(Rows from a dataset)
------

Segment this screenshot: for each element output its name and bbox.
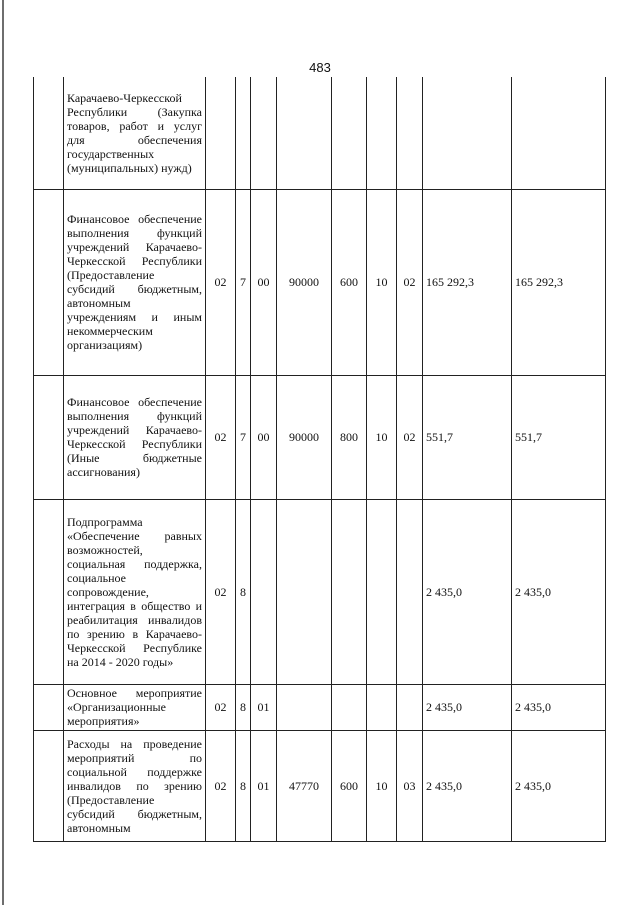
code-cell: 90000 xyxy=(277,375,332,499)
code-cell xyxy=(236,77,251,189)
row-blank-cell xyxy=(34,730,64,841)
page-number: 483 xyxy=(309,60,331,75)
code-cell: 7 xyxy=(236,375,251,499)
code-cell: 02 xyxy=(206,730,236,841)
code-cell xyxy=(397,684,423,730)
amount-cell: 2 435,0 xyxy=(423,730,512,841)
code-cell: 02 xyxy=(206,499,236,684)
code-cell: 8 xyxy=(236,499,251,684)
code-cell: 8 xyxy=(236,730,251,841)
code-cell: 00 xyxy=(251,189,277,375)
row-name: Основное мероприятие «Организационные мероприятия» xyxy=(64,684,206,730)
code-cell: 01 xyxy=(251,684,277,730)
code-cell xyxy=(206,77,236,189)
table-row xyxy=(34,375,606,499)
amount-cell: 2 435,0 xyxy=(423,684,512,730)
budget-table xyxy=(33,77,606,842)
code-cell: 90000 xyxy=(277,189,332,375)
amount-cell: 2 435,0 xyxy=(423,499,512,684)
code-cell: 600 xyxy=(332,189,367,375)
row-blank-cell xyxy=(34,77,64,189)
row-name: Финансовое обеспечение выполнения функций учреждений Карачаево-Черкесской Республики (Предоставление субсидий бюджетным, автономным учреждениям и иным некоммерческим организациям) xyxy=(64,189,206,375)
code-cell: 800 xyxy=(332,375,367,499)
code-cell: 600 xyxy=(332,730,367,841)
table-row xyxy=(34,77,606,189)
code-cell xyxy=(367,499,397,684)
amount-cell xyxy=(512,77,606,189)
amount-cell: 551,7 xyxy=(512,375,606,499)
row-name: Карачаево-Черкесской Республики (Закупка товаров, работ и услуг для обеспечения государственных (муниципальных) нужд) xyxy=(64,77,206,189)
code-cell xyxy=(277,77,332,189)
amount-cell: 2 435,0 xyxy=(512,684,606,730)
amount-cell: 165 292,3 xyxy=(423,189,512,375)
amount-cell: 165 292,3 xyxy=(512,189,606,375)
row-blank-cell xyxy=(34,499,64,684)
amount-cell: 551,7 xyxy=(423,375,512,499)
row-blank-cell xyxy=(34,684,64,730)
amount-cell: 2 435,0 xyxy=(512,499,606,684)
code-cell: 7 xyxy=(236,189,251,375)
code-cell xyxy=(332,499,367,684)
code-cell: 01 xyxy=(251,730,277,841)
code-cell: 02 xyxy=(206,189,236,375)
code-cell xyxy=(332,77,367,189)
row-name: Расходы на проведение мероприятий по социальной поддержке инвалидов по зрению (Предоставление субсидий бюджетным, автономным xyxy=(64,730,206,841)
code-cell: 02 xyxy=(206,375,236,499)
code-cell xyxy=(332,684,367,730)
code-cell: 02 xyxy=(397,189,423,375)
code-cell: 10 xyxy=(367,189,397,375)
table-row xyxy=(34,730,606,841)
table-row xyxy=(34,499,606,684)
code-cell: 8 xyxy=(236,684,251,730)
code-cell xyxy=(277,499,332,684)
row-blank-cell xyxy=(34,375,64,499)
code-cell: 03 xyxy=(397,730,423,841)
code-cell: 00 xyxy=(251,375,277,499)
code-cell: 10 xyxy=(367,375,397,499)
amount-cell xyxy=(423,77,512,189)
code-cell: 10 xyxy=(367,730,397,841)
code-cell xyxy=(251,499,277,684)
row-name: Подпрограмма «Обеспечение равных возможностей, социальная поддержка, социальное сопровождение, интеграция в общество и реабилитация инвалидов по зрению в Карачаево-Черкесской Республике на 2014 - 2020 годы» xyxy=(64,499,206,684)
code-cell xyxy=(367,684,397,730)
table-row xyxy=(34,189,606,375)
code-cell xyxy=(397,77,423,189)
row-blank-cell xyxy=(34,189,64,375)
code-cell xyxy=(397,499,423,684)
code-cell xyxy=(277,684,332,730)
table-row xyxy=(34,684,606,730)
code-cell: 02 xyxy=(397,375,423,499)
amount-cell: 2 435,0 xyxy=(512,730,606,841)
code-cell: 02 xyxy=(206,684,236,730)
scan-left-edge xyxy=(2,0,4,905)
code-cell xyxy=(367,77,397,189)
row-name: Финансовое обеспечение выполнения функций учреждений Карачаево-Черкесской Республики (Иные бюджетные ассигнования) xyxy=(64,375,206,499)
code-cell: 47770 xyxy=(277,730,332,841)
code-cell xyxy=(251,77,277,189)
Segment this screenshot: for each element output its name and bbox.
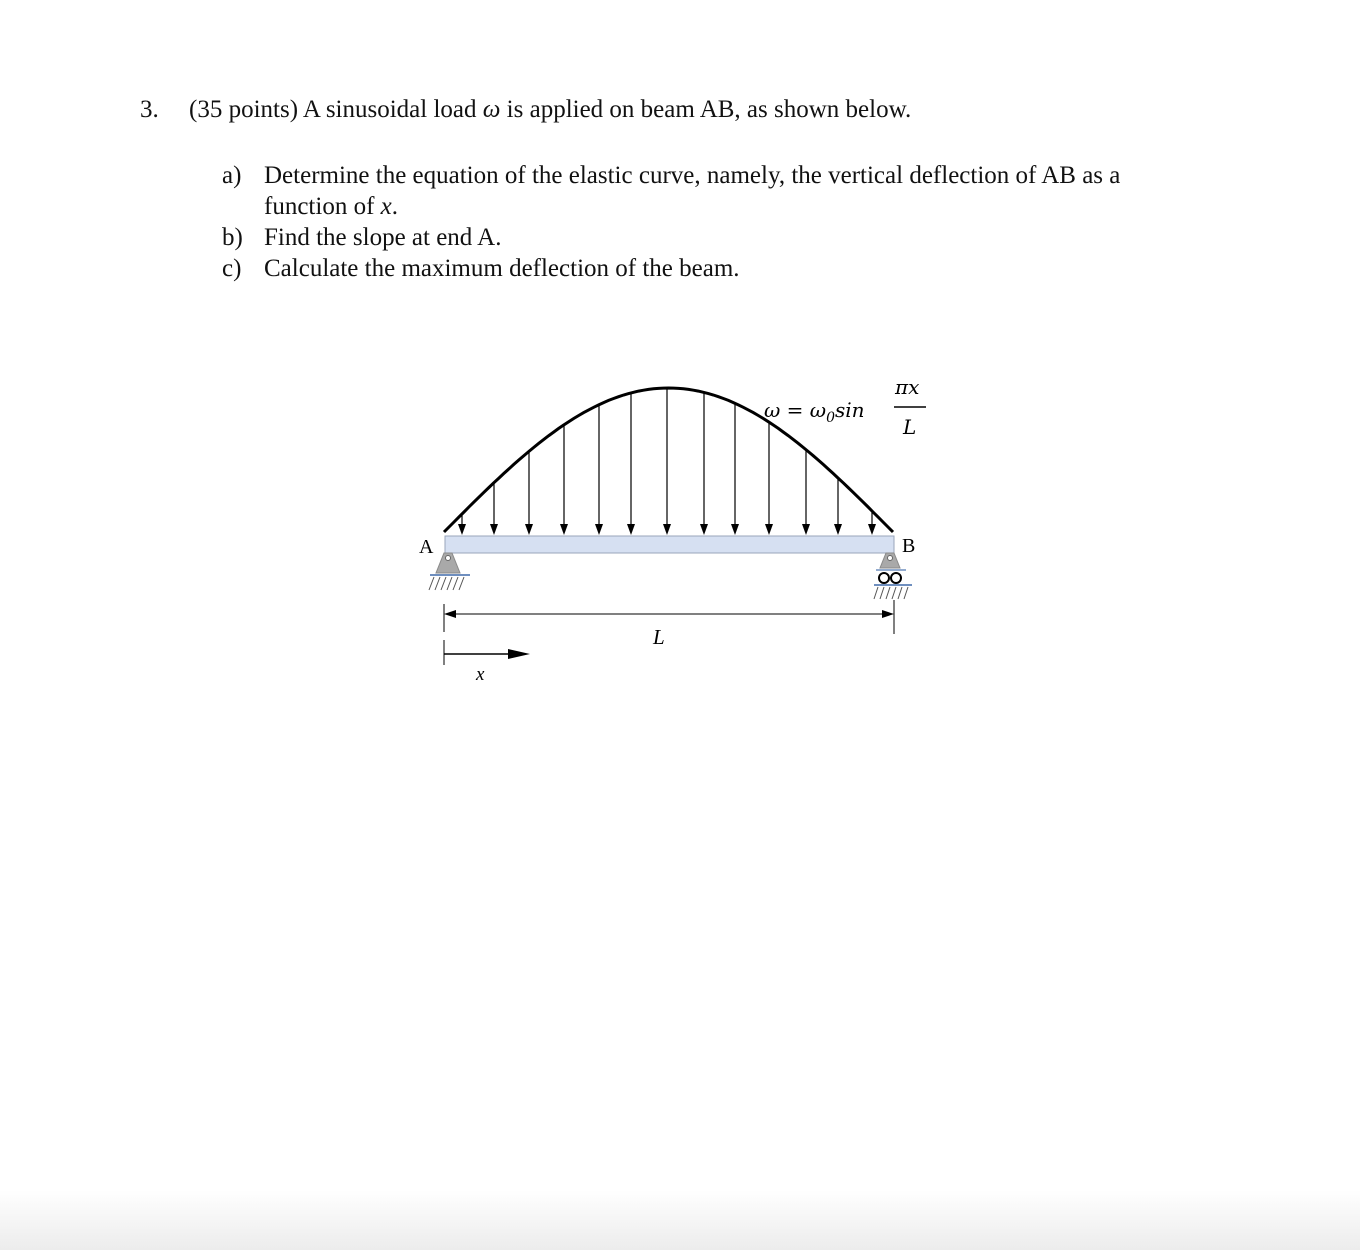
svg-text:ω = ω0sin — [764, 398, 865, 426]
load-arrowhead — [627, 524, 635, 535]
load-arrowhead — [834, 524, 842, 535]
part-c-letter: c) — [222, 255, 242, 282]
load-arrowhead — [765, 524, 773, 535]
load-arrowhead — [490, 524, 498, 535]
problem-statement-tail: is applied on beam AB, as shown below. — [506, 96, 912, 123]
part-a-prefix: function of — [264, 193, 375, 220]
part-a-variable: x — [380, 193, 392, 220]
load-arrowhead — [595, 524, 603, 535]
load-fraction-denominator: L — [903, 415, 917, 439]
load-arrowhead — [458, 524, 466, 535]
load-arrowhead — [560, 524, 568, 535]
load-arrowhead — [802, 524, 810, 535]
load-symbol: ω — [482, 96, 501, 123]
part-b-text: Find the slope at end A. — [264, 224, 502, 251]
part-a-line1: Determine the equation of the elastic curve, namely, the vertical deflection of AB as a — [264, 162, 1121, 189]
load-equation-lhs: ω = ω — [764, 398, 827, 422]
part-a-letter: a) — [222, 162, 242, 189]
load-arrowhead — [868, 524, 876, 535]
part-b-letter: b) — [222, 224, 243, 251]
support-a-pin — [429, 553, 470, 590]
load-arrowhead — [525, 524, 533, 535]
problem-number: 3. — [140, 96, 159, 123]
problem-statement-text: A sinusoidal load — [302, 96, 477, 123]
beam-ab — [445, 536, 894, 553]
load-arrowhead — [731, 524, 739, 535]
part-c-text: Calculate the maximum deflection of the beam. — [264, 255, 740, 282]
span-dimension — [444, 600, 894, 634]
page-bottom-shadow — [0, 1190, 1360, 1250]
load-arrowhead — [700, 524, 708, 535]
x-axis-label: x — [476, 664, 485, 685]
problem-points: (35 points) — [189, 96, 299, 123]
load-arrowhead — [663, 524, 671, 535]
load-equation — [764, 375, 926, 439]
part-a-suffix: . — [391, 193, 398, 220]
x-axis-arrow — [444, 640, 530, 665]
support-a-label: A — [419, 536, 434, 558]
support-b-roller — [874, 553, 912, 599]
support-b-label: B — [902, 535, 916, 557]
span-label: L — [653, 625, 665, 649]
load-equation-subscript: 0 — [826, 410, 836, 426]
load-equation-function: sin — [835, 398, 865, 422]
load-fraction-numerator: πx — [895, 375, 920, 399]
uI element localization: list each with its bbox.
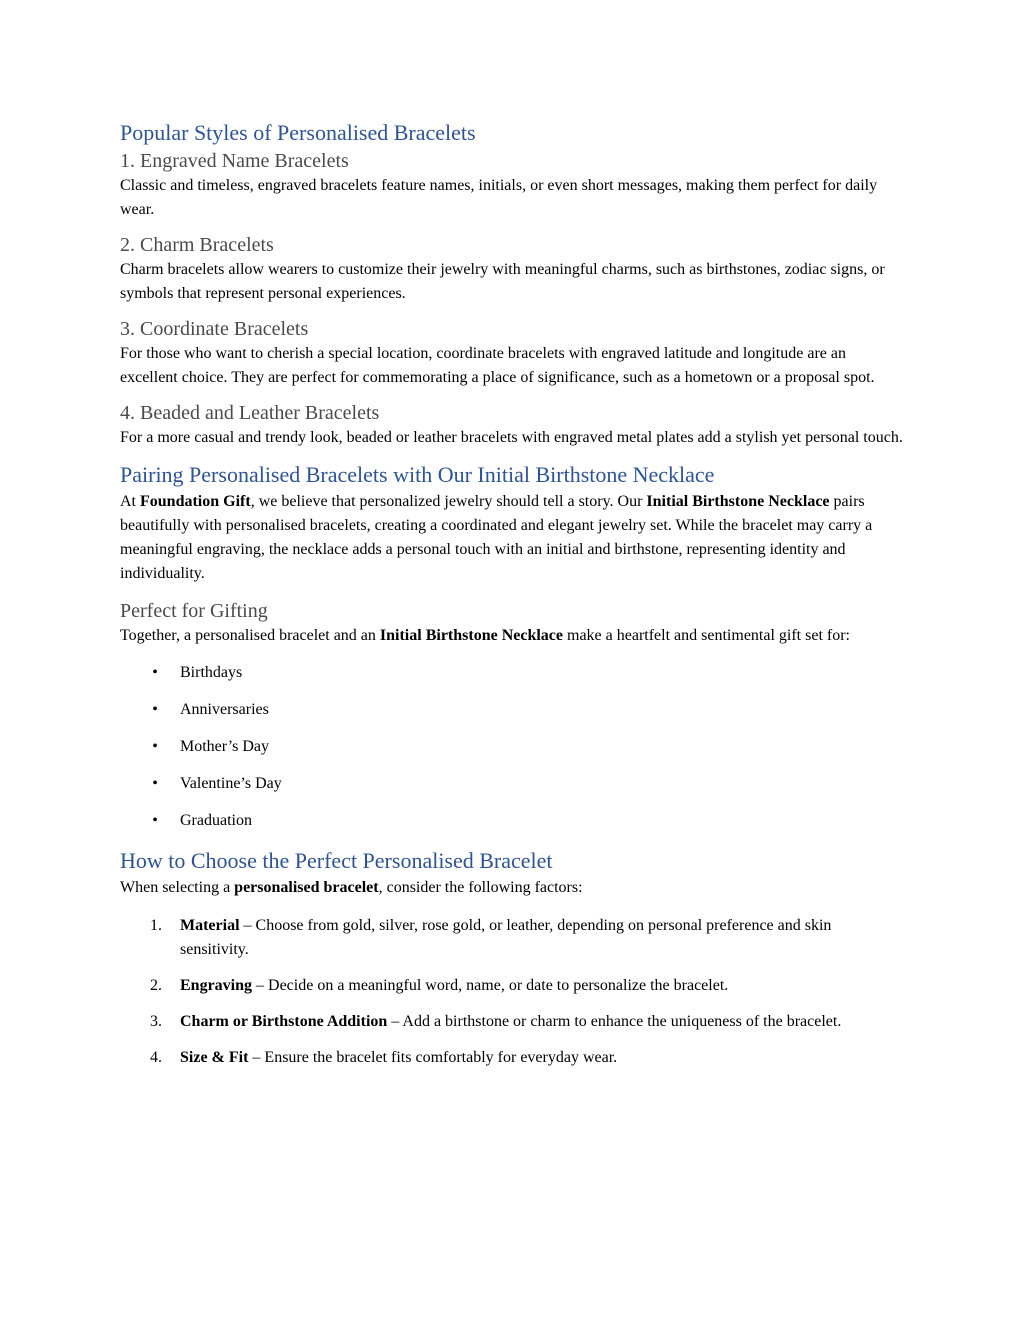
gifting-product-name: Initial Birthstone Necklace — [379, 627, 563, 644]
bullet-icon: • — [152, 812, 158, 829]
factor-text: – Decide on a meaningful word, name, or date to personalize the bracelet. — [252, 977, 729, 994]
factor-label: Charm or Birthstone Addition — [180, 1013, 388, 1030]
section-heading-choose: How to Choose the Perfect Personalised Bracelet — [120, 848, 553, 873]
gifting-text-a: Together, a personalised bracelet and an — [120, 627, 380, 644]
list-item — [120, 772, 904, 796]
pairing-text-c: pairs beautifully with personalised bracelets, creating a coordinated and elegant jewelry set. While the bracelet may carry a meaningful engraving, the necklace adds a personal touch with an initial and birthstone, representing identity and individuality. — [120, 493, 873, 582]
occasion-label: Valentine’s Day — [180, 775, 282, 792]
occasion-label: Anniversaries — [180, 701, 269, 718]
bullet-icon: • — [152, 738, 158, 755]
list-number: 3. — [150, 1013, 162, 1030]
factor-label: Size & Fit — [180, 1049, 249, 1066]
style-heading-charm: 2. Charm Bracelets — [120, 234, 274, 256]
occasion-label: Birthdays — [180, 664, 243, 681]
list-item — [120, 1046, 904, 1070]
choose-intro-a: When selecting a — [120, 879, 235, 896]
bullet-icon: • — [152, 775, 158, 792]
factor-label: Engraving — [180, 977, 253, 994]
list-number: 4. — [150, 1049, 162, 1066]
bullet-icon: • — [152, 664, 158, 681]
list-item — [120, 735, 904, 759]
pairing-text-a: At — [120, 493, 140, 510]
style-heading-coordinate: 3. Coordinate Bracelets — [120, 318, 309, 340]
list-item — [120, 914, 904, 962]
factor-text: – Add a birthstone or charm to enhance the uniqueness of the bracelet. — [387, 1013, 842, 1030]
style-text-engraved: Classic and timeless, engraved bracelets feature names, initials, or even short messages, making them perfect for daily wear. — [120, 177, 878, 218]
list-item — [120, 1010, 904, 1034]
pairing-paragraph — [120, 490, 904, 586]
occasion-label: Mother’s Day — [180, 738, 270, 755]
list-item — [120, 809, 904, 833]
list-item — [120, 974, 904, 998]
list-number: 2. — [150, 977, 162, 994]
style-text-coordinate: For those who want to cherish a special location, coordinate bracelets with engraved latitude and longitude are an excellent choice. They are perfect for commemorating a place of significance, such as a hometown or a proposal spot. — [120, 345, 875, 386]
gifting-text-b: make a heartfelt and sentimental gift set for: — [563, 627, 850, 644]
occasion-list — [120, 661, 904, 833]
style-heading-engraved: 1. Engraved Name Bracelets — [120, 150, 349, 172]
occasion-label: Graduation — [180, 812, 252, 829]
list-number: 1. — [150, 917, 162, 934]
choose-intro-b: , consider the following factors: — [378, 879, 583, 896]
list-item — [120, 698, 904, 722]
style-text-charm: Charm bracelets allow wearers to customize their jewelry with meaningful charms, such as birthstones, zodiac signs, or symbols that represent personal experiences. — [120, 261, 885, 302]
factor-text: – Ensure the bracelet fits comfortably for everyday wear. — [248, 1049, 618, 1066]
product-name: Initial Birthstone Necklace — [646, 493, 830, 510]
list-item — [120, 661, 904, 685]
choose-intro — [120, 876, 904, 900]
brand-name: Foundation Gift — [140, 493, 251, 510]
style-heading-beaded-leather: 4. Beaded and Leather Bracelets — [120, 402, 380, 424]
choose-intro-bold: personalised bracelet — [234, 879, 379, 896]
factor-label: Material — [180, 917, 240, 934]
pairing-text-b: , we believe that personalized jewelry should tell a story. Our — [250, 493, 647, 510]
section-heading-gifting: Perfect for Gifting — [120, 600, 268, 622]
factor-list — [120, 914, 904, 1070]
bullet-icon: • — [152, 701, 158, 718]
gifting-paragraph — [120, 624, 904, 648]
factor-text: – Choose from gold, silver, rose gold, or leather, depending on personal preference and skin sensitivity. — [180, 917, 832, 958]
style-text-beaded-leather: For a more casual and trendy look, beaded or leather bracelets with engraved metal plates add a stylish yet personal touch. — [120, 429, 903, 446]
section-heading-popular-styles: Popular Styles of Personalised Bracelets — [120, 120, 476, 145]
section-heading-pairing: Pairing Personalised Bracelets with Our Initial Birthstone Necklace — [120, 462, 715, 487]
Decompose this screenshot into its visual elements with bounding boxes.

------

_Stated goal_
Transcribe the rows without any changes, starting with the one containing "svg-text:ω = ω0sin — [764, 398, 865, 426]" and continuing through the one containing "part-b-letter: b) — [222, 224, 243, 251]".

_Solution below_
svg-text:ω = ω0sin — [764, 398, 865, 426]
load-arrowhead — [627, 524, 635, 535]
load-arrowhead — [834, 524, 842, 535]
part-c-letter: c) — [222, 255, 242, 282]
load-arrowhead — [765, 524, 773, 535]
load-arrowhead — [490, 524, 498, 535]
problem-statement-tail: is applied on beam AB, as shown below. — [506, 96, 912, 123]
part-a-prefix: function of — [264, 193, 375, 220]
part-a-variable: x — [380, 193, 392, 220]
load-arrowhead — [595, 524, 603, 535]
load-fraction-denominator: L — [903, 415, 917, 439]
load-arrowhead — [458, 524, 466, 535]
load-arrowhead — [560, 524, 568, 535]
load-arrowhead — [802, 524, 810, 535]
load-symbol: ω — [482, 96, 501, 123]
part-b-text: Find the slope at end A. — [264, 224, 502, 251]
part-a-line1: Determine the equation of the elastic curve, namely, the vertical deflection of AB as a — [264, 162, 1121, 189]
load-equation-lhs: ω = ω — [764, 398, 827, 422]
part-a-letter: a) — [222, 162, 242, 189]
load-arrowhead — [868, 524, 876, 535]
part-b-letter: b) — [222, 224, 243, 251]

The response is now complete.